── EXTRACTED TEXT
As a beginner, you have ONE goal: Get strong!
Luckily for you, as a beginner, strength gains will come fast:
Every session you can expect to get a little stronger.
You'll feel like superman, souring around Metropolis.
But all good things come to an end.
Eventually, you'll need to face the reality that you can't continually add 10lbs to your bench every single workout.
The truth is:
The stronger you get, the more difficult it is to make progress.
As a beginner, you can add weight to the bar every session.
As an intermediate lifter, you'll have to scale this back to every 1-2 weeks.
And advanced lifters will be lucky to add weight to the bar once every month.
Fortunately, there is a way to keep adding weight to the bar:
With a little technique called micro loading.
Today, I'll explain what it is, how to progress with it, and why it isn't a perfect solution for everybody.
I've also created an awesome bonus guide:
It will show you how to use micro-loading as a beginner to double your bench, squat, and deadlift.
You can download it below:
What is micro loading?
Micro loading is a method of progression:
Instead of adding 5-10lbs per session, you're able to make smaller jumps.
There are three different sizes of fractional plates:
- 0.25kg (0.5kg pair)
- 0.5kg (1kg pair)
- 1.25kg (2.5kg pair)
The smaller increments made with micro loading has a few advantages:
- Mental benefits: If you're struggling to progress with 5-10lb jumps, then fractional loading is an easy alternative. There is a huge psychological component too; If you've been stuck on a 225 (100kg) bench for a month and can't seem to budge it, you might be facing a mental roadblock. A small series of PR's can help you gain confidence again and give you time to work up to a bigger PR.
- Recovery benefits: Novice programs like starting strength are great, but they are tough on recovery. Fullbody workouts are no joke for beginners, and it can be a daunting task to continually add 5lbs every session. Instead of making huge jumps, you can use micro loading. This will help you maintain good rep quality while progressing at a slower rate.
Is it a good way to build strength?
It's often debated whether or not micro loading is a good way to build strength.
Many argue that progression is too slow with fractional plates, but I would disagree.
You see, slow progress is still progress.
Slow progress is still progress.
The more pertinent question, is whether or not micro-loading is optimal for your goals:
- If your goal is to recomp and gain strength then micro loading is perfect for you. When you're trying to accomplish fat loss and muscle growth simultaneously, strength progression is much slower. This will vary between lifts, for example it's much easier to add weight to the squat vs the bench press. The bench press is an exercise that is largely correlated with increases in bodyweight. As a result, it's an uphill battle to get strong whilst staying the same weight.
- If your goal is to milk linear progression then micro loading is a great way to keep adding weight session to session without failing reps.
- If you're a female athlete then micro loading is an effective way to build muscle.
- However, If your goal is to build muscle/strength as quickly as possible then micro loading isn't for you. Simply put, there are far more efficient ways to build strength. Periodising your training and optimising nutrition should be your number one priority. You'll gain strength much faster by lean bulking and following an intermediate program than trying to milk a novice program.
Micro loading progression
Progression is relatively simple with micro loading.
────
── GIVEN INFORMATION
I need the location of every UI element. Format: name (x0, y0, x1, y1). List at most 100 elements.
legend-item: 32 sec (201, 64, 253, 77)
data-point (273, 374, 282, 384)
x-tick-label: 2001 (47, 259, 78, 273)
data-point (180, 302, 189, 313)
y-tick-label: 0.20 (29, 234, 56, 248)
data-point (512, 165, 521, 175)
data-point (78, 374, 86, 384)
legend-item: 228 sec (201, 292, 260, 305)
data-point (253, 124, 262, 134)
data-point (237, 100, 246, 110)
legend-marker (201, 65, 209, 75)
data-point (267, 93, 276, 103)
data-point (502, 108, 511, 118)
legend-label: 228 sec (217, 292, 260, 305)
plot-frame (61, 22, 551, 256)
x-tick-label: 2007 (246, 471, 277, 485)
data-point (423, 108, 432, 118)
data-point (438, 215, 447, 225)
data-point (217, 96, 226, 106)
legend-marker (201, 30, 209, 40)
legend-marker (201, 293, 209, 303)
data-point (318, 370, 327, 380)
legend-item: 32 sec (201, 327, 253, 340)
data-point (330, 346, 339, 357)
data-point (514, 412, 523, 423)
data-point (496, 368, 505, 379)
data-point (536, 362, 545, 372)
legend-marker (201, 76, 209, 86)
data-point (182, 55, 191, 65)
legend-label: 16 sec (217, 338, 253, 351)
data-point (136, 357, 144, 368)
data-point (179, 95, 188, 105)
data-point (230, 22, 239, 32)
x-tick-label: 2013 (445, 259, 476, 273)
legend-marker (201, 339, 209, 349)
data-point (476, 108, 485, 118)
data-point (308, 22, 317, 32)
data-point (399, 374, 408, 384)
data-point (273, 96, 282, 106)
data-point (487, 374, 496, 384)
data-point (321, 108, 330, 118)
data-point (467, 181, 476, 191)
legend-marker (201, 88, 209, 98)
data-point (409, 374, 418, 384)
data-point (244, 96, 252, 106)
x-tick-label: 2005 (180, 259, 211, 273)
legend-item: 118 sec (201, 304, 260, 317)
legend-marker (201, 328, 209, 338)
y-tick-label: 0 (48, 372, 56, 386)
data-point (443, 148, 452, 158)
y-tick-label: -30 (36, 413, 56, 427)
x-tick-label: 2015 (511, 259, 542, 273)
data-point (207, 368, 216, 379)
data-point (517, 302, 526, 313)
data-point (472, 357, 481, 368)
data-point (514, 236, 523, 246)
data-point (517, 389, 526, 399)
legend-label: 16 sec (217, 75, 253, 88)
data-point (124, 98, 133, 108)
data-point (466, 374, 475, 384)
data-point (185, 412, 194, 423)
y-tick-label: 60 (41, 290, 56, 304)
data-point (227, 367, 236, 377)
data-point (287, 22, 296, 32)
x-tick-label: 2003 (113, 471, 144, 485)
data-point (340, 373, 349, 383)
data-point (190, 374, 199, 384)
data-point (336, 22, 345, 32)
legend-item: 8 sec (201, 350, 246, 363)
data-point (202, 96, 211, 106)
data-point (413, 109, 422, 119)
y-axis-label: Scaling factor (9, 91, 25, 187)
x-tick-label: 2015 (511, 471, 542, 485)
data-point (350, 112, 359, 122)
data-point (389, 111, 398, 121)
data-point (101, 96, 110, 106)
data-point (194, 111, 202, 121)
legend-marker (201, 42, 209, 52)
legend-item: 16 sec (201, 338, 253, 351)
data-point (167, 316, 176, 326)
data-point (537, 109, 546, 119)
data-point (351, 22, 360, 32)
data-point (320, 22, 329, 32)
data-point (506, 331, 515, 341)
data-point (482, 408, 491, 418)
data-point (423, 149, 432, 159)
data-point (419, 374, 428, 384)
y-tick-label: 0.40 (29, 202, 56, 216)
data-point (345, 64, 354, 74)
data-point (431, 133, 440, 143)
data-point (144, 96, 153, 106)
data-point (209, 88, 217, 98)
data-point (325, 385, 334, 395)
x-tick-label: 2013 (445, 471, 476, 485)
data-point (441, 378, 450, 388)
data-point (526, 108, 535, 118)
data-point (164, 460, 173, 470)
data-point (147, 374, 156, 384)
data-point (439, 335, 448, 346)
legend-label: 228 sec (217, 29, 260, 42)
────
### HOW TO COMPLETE THIS TASK
In the text on micro loading, what weight of fractional plate comes as a 1kg pair?

### ANSWER SPACE
The 0.5kg plate.